▶ [EXERCISE]:
Where a line contains the word "slips", copy that line in full.
▼
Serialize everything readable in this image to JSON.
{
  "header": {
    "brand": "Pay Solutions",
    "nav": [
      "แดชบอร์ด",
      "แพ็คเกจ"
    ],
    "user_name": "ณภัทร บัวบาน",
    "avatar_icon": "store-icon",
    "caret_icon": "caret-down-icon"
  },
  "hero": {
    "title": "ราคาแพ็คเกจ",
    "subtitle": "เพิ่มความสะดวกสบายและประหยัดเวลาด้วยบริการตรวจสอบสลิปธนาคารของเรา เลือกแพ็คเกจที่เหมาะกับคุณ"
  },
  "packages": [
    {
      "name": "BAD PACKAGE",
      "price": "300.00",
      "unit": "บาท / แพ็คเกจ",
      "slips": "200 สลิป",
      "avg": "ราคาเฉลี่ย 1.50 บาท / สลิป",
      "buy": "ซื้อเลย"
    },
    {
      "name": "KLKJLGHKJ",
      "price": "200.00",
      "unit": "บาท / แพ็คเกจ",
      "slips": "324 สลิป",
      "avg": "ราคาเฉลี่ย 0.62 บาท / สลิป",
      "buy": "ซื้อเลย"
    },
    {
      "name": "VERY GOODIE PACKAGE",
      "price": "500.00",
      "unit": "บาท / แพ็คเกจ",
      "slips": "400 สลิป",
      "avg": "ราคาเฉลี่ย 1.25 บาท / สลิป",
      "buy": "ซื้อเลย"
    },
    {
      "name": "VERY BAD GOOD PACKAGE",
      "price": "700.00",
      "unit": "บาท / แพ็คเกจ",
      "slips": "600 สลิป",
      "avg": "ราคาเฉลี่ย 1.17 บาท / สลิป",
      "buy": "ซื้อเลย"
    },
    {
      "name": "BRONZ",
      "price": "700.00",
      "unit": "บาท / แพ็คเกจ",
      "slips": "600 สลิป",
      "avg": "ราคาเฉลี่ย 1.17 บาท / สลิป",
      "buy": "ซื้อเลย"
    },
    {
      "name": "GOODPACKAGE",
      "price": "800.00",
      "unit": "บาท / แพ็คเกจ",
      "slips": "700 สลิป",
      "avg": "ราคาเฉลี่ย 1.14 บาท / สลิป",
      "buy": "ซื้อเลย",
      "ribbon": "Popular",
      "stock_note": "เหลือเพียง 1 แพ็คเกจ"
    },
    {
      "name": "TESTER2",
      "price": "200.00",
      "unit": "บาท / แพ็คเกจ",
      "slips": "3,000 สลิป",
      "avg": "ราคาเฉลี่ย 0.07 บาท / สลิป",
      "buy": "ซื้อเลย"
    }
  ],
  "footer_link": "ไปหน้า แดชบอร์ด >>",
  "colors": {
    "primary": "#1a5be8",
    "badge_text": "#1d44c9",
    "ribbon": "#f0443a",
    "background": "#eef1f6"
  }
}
▲
▶ [FULL OUTPUT]:
      "slips": "200 สลิป",
      "slips": "324 สลิป",
      "slips": "400 สลิป",
      "slips": "600 สลิป",
      "slips": "600 สลิป",
      "slips": "700 สลิป",
      "slips": "3,000 สลิป",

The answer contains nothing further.